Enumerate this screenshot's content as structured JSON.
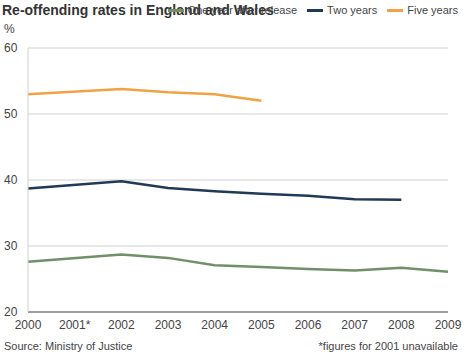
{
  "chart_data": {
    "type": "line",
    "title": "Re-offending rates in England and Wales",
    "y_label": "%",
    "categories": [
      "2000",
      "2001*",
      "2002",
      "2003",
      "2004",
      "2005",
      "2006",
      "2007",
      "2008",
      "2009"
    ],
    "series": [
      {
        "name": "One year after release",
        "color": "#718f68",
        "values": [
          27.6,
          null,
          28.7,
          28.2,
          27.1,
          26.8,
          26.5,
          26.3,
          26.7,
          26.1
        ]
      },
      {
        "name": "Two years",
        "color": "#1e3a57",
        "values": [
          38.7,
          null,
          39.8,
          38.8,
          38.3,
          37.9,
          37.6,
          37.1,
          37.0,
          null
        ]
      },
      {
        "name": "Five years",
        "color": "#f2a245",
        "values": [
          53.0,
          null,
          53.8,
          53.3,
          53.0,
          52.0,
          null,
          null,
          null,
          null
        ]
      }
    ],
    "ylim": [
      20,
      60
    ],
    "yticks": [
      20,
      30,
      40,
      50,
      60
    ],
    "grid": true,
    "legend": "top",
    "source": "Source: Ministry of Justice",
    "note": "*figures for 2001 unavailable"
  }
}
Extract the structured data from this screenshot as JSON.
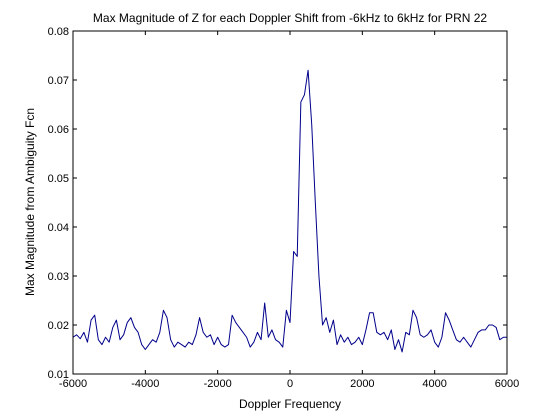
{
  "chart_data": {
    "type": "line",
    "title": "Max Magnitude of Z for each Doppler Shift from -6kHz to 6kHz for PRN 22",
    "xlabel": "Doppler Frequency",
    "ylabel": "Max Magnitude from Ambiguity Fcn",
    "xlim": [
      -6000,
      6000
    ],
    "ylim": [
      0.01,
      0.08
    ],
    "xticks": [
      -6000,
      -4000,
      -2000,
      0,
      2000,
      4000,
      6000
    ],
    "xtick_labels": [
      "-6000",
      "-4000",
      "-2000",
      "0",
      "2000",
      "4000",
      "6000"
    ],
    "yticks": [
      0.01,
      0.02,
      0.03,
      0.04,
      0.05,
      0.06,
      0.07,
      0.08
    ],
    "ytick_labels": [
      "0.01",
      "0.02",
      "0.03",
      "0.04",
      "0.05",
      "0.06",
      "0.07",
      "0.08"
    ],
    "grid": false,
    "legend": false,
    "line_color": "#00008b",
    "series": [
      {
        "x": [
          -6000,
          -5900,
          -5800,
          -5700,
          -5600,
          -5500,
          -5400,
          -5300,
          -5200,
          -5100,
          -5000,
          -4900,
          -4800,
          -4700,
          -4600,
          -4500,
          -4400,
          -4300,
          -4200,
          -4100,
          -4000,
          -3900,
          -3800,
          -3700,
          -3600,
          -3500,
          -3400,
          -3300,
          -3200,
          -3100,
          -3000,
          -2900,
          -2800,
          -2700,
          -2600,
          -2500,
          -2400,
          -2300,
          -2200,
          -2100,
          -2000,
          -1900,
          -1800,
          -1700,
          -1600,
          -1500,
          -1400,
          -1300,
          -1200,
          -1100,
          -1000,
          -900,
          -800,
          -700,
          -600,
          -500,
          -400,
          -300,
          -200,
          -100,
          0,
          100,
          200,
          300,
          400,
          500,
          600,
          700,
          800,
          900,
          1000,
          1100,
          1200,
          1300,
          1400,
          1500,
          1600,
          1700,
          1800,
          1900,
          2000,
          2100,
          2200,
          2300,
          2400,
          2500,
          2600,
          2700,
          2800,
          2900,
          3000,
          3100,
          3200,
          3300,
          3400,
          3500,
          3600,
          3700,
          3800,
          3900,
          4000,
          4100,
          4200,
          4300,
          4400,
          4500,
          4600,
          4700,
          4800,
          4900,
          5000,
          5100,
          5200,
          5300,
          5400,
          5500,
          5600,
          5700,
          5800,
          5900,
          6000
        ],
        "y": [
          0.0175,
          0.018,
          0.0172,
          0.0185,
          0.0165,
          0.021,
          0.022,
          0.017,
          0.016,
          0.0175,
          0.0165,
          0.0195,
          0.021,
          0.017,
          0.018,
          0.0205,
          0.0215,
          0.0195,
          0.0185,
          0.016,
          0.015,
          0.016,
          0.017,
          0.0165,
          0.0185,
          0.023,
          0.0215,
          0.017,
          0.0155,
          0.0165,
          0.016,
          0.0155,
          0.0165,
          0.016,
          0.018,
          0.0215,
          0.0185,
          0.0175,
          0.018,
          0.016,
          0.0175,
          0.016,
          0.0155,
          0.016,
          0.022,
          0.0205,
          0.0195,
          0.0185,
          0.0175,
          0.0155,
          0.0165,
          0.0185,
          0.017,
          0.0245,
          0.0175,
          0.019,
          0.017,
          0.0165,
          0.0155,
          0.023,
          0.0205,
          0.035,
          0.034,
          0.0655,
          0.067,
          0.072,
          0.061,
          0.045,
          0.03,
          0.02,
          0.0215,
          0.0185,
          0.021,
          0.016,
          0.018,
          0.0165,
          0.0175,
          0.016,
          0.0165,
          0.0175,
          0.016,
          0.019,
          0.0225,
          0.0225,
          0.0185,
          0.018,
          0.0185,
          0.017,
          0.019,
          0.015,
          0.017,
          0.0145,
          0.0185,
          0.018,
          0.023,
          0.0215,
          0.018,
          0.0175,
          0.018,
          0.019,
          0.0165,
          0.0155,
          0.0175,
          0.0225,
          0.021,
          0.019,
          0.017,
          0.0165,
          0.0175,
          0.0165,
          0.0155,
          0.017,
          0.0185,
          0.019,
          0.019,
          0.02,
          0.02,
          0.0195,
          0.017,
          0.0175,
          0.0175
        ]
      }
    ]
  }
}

PROBLEM DETAILS:
Pick out each line in the material containing "Doppler".

FINISHED ANSWER:
    "title": "Max Magnitude of Z for each Doppler Shift from -6kHz to 6kHz for PRN 22",
    "xlabel": "Doppler Frequency",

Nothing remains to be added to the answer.